* **Record extracts**:
>>>>

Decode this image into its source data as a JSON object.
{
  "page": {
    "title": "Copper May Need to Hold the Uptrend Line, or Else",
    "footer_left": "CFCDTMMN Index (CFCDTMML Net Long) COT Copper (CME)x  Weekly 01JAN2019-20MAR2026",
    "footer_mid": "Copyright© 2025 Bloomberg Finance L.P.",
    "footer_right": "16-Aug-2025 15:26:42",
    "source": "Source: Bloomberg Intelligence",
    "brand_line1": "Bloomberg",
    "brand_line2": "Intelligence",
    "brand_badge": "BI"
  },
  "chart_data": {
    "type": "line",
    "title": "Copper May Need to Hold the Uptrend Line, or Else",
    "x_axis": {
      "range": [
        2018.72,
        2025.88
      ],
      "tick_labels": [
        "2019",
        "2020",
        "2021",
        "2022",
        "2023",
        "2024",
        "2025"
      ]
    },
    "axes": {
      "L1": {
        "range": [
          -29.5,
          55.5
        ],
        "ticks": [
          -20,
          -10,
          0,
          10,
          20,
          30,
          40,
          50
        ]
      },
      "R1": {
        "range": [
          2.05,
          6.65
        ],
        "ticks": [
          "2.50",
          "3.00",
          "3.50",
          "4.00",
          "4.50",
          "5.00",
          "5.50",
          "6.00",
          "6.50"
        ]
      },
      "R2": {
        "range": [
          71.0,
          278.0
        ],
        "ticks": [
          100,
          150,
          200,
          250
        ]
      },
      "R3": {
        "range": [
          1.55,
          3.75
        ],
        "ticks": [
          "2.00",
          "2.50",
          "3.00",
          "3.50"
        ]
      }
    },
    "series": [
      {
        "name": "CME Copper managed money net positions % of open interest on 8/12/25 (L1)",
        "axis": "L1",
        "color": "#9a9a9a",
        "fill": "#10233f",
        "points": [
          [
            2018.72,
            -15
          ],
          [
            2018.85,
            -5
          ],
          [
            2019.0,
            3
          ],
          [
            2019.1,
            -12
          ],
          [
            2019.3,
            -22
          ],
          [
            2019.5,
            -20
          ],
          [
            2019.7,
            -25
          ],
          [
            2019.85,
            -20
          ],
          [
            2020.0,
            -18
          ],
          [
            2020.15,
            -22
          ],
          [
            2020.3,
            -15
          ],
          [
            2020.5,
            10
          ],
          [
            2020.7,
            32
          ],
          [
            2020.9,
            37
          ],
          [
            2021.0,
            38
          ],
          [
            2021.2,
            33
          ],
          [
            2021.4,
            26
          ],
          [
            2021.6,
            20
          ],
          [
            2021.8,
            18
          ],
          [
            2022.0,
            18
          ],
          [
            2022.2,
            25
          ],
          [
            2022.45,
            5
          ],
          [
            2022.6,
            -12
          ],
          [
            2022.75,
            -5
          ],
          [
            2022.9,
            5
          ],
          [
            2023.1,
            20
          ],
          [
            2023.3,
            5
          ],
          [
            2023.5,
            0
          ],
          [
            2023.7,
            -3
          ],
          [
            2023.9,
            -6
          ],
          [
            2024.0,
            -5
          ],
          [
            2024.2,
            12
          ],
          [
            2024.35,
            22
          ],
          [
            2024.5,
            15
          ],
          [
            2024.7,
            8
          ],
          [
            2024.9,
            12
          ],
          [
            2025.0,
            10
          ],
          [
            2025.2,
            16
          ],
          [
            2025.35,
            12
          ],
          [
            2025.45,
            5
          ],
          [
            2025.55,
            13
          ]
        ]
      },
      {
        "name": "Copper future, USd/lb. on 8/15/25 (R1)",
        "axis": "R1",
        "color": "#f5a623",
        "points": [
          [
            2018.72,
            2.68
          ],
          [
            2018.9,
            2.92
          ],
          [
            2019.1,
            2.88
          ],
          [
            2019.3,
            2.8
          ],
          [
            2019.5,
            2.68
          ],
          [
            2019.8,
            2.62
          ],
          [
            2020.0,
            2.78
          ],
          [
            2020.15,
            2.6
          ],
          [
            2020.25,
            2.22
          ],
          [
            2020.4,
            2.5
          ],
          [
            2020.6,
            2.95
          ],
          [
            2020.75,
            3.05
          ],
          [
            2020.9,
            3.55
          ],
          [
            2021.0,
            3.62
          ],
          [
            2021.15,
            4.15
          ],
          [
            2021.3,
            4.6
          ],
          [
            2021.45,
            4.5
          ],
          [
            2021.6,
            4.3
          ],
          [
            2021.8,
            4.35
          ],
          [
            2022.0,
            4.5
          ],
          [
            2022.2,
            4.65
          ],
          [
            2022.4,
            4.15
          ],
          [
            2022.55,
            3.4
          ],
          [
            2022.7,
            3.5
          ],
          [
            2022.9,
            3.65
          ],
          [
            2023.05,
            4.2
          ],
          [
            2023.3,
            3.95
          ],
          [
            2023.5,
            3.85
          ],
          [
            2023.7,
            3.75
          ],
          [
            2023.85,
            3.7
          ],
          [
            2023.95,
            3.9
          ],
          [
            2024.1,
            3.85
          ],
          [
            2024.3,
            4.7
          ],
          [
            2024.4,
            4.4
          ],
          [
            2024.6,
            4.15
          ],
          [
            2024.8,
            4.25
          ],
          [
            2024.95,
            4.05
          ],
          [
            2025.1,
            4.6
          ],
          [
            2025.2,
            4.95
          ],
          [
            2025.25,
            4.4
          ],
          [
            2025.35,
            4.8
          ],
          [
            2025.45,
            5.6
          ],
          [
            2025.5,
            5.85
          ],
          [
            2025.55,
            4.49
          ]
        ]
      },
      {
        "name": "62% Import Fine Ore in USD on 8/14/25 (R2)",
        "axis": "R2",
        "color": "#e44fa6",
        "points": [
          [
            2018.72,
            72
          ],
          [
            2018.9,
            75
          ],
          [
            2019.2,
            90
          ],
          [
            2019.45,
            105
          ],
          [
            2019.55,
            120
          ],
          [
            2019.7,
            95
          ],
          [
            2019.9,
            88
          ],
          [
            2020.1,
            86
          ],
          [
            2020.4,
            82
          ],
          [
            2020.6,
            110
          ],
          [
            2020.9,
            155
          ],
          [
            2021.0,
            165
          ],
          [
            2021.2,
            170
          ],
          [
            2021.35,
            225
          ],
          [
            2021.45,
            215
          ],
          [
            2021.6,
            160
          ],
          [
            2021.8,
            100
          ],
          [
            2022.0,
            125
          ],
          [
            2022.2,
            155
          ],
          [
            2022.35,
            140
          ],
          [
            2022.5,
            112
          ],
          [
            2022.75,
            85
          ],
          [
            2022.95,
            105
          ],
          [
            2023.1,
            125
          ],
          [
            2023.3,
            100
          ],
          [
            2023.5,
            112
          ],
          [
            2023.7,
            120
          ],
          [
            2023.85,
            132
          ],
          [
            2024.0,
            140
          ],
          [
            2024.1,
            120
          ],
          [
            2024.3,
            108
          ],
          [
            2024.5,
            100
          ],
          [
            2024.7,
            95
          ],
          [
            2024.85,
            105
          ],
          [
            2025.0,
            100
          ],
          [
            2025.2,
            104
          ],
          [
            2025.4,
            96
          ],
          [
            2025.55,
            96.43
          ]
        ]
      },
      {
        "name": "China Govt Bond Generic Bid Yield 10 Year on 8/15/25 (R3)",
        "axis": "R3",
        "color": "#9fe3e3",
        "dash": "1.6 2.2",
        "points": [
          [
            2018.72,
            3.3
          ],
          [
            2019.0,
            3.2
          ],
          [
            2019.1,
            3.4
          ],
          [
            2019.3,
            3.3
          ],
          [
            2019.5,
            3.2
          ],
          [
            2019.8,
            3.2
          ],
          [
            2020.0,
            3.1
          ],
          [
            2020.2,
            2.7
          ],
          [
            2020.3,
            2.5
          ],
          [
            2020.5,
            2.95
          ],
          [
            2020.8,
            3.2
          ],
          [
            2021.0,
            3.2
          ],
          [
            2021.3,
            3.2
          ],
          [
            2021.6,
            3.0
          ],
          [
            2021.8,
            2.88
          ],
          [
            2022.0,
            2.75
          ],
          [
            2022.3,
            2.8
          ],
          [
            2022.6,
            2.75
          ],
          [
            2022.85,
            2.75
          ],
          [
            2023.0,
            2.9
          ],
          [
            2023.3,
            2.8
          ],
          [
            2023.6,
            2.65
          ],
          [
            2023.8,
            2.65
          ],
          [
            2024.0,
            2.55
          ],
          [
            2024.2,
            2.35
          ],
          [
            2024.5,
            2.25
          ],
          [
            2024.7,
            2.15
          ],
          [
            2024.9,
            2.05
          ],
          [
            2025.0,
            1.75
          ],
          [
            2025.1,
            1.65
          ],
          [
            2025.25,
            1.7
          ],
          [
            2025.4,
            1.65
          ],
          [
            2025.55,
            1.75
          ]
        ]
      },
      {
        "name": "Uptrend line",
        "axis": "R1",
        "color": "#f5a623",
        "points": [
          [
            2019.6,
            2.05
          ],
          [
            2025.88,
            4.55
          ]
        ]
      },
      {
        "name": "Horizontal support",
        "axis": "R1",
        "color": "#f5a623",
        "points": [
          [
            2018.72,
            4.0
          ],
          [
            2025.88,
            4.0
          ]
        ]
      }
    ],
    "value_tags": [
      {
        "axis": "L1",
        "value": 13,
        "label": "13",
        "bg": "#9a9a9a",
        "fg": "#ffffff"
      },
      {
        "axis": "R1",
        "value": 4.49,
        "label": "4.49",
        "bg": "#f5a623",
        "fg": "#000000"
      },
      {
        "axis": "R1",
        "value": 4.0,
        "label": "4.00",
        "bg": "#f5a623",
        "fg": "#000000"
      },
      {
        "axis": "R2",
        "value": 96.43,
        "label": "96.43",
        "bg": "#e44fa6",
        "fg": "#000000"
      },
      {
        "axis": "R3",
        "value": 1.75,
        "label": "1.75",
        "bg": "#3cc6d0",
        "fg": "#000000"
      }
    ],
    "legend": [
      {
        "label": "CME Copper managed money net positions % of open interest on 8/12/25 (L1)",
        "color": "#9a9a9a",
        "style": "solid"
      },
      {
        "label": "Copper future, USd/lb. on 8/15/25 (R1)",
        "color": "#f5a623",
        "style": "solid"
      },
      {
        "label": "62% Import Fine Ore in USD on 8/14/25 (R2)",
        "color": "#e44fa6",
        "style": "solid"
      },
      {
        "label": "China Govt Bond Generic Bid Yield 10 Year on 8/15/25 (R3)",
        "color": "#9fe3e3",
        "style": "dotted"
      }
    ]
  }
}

<<<<

* **Exercise description**:
List each line of the entries that holds the string "Fine".

* **Output of the task**:
        "name": "62% Import Fine Ore in USD on 8/14/25 (R2)",
        "label": "62% Import Fine Ore in USD on 8/14/25 (R2)",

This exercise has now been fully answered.